_Exercise brief_.
Please report every line from the material that contains the word "结论合理".

——————

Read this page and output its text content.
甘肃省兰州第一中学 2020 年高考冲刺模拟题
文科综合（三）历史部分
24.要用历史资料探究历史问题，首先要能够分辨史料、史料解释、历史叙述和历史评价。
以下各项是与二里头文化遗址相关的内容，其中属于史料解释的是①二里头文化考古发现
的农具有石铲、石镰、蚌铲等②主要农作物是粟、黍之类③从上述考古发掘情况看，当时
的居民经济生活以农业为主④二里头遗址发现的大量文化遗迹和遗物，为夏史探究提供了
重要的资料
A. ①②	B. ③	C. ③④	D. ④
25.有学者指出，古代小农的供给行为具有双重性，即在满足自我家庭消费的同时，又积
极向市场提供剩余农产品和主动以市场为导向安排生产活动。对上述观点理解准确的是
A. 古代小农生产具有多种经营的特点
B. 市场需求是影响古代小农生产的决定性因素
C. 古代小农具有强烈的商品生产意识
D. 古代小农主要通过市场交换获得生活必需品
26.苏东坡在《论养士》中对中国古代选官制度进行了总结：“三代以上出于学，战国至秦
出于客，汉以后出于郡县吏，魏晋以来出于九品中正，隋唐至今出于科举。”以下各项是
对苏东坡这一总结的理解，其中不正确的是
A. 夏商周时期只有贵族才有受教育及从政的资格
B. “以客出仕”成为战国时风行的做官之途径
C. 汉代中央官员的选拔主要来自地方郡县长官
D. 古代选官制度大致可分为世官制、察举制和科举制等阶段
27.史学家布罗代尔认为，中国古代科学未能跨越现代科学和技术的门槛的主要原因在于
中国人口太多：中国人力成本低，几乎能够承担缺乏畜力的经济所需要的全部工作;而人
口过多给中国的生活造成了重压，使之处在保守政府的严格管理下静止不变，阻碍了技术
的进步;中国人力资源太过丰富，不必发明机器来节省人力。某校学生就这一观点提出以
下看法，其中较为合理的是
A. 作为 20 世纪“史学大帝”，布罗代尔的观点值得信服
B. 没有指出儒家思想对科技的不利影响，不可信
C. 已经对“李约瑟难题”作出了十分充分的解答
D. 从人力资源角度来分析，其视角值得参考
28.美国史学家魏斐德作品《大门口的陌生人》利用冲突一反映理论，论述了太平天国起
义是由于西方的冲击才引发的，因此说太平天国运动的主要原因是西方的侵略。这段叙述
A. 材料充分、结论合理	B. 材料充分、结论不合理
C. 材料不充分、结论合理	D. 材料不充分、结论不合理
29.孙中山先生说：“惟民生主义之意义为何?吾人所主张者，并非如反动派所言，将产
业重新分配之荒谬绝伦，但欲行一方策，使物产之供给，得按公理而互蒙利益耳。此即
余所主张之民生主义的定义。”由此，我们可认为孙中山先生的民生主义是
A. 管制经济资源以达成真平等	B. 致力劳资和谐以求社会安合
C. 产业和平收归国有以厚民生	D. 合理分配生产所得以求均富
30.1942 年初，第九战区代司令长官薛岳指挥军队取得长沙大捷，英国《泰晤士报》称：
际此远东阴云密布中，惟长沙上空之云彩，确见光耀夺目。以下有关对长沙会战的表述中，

——————

_Answer to this exercise_.
A. 材料充分、结论合理	B. 材料充分、结论不合理
C. 材料不充分、结论合理	D. 材料不充分、结论不合理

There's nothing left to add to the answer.